What the task requires: Give back the full material, exactly as it reads.

____

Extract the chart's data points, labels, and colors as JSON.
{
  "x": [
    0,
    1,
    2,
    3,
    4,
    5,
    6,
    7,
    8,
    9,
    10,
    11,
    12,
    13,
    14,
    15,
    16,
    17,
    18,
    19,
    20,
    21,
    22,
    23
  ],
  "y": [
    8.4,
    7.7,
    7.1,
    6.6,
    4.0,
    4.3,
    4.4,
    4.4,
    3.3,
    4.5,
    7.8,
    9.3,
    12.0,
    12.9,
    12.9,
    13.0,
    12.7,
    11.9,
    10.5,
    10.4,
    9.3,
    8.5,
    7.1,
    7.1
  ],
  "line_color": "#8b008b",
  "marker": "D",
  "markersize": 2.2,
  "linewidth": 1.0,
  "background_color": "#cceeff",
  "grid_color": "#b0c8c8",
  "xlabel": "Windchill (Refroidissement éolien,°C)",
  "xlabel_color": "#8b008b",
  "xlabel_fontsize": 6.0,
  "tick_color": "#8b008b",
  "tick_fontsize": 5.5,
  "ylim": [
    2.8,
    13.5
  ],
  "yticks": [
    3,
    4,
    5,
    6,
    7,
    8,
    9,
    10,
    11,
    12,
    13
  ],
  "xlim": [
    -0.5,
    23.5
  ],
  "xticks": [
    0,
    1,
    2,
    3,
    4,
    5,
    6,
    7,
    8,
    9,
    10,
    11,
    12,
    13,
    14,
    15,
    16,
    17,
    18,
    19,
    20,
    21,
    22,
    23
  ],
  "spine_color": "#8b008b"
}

____

Exercise result:
Extract the chart's data points, labels, and colors as JSON.
{
  "x": [
    0,
    1,
    2,
    3,
    4,
    5,
    6,
    7,
    8,
    9,
    10,
    11,
    12,
    13,
    14,
    15,
    16,
    17,
    18,
    19,
    20,
    21,
    22,
    23
  ],
  "y": [
    8.4,
    7.7,
    7.1,
    6.6,
    4.0,
    4.3,
    4.4,
    4.4,
    3.3,
    4.5,
    7.8,
    9.3,
    12.0,
    12.9,
    12.9,
    13.0,
    12.7,
    11.9,
    10.5,
    10.4,
    9.3,
    8.5,
    7.1,
    7.1
  ],
  "line_color": "#8b008b",
  "marker": "D",
  "markersize": 2.2,
  "linewidth": 1.0,
  "background_color": "#cceeff",
  "grid_color": "#b0c8c8",
  "xlabel": "Windchill (Refroidissement éolien,°C)",
  "xlabel_color": "#8b008b",
  "xlabel_fontsize": 6.0,
  "tick_color": "#8b008b",
  "tick_fontsize": 5.5,
  "ylim": [
    2.8,
    13.5
  ],
  "yticks": [
    3,
    4,
    5,
    6,
    7,
    8,
    9,
    10,
    11,
    12,
    13
  ],
  "xlim": [
    -0.5,
    23.5
  ],
  "xticks": [
    0,
    1,
    2,
    3,
    4,
    5,
    6,
    7,
    8,
    9,
    10,
    11,
    12,
    13,
    14,
    15,
    16,
    17,
    18,
    19,
    20,
    21,
    22,
    23
  ],
  "spine_color": "#8b008b"
}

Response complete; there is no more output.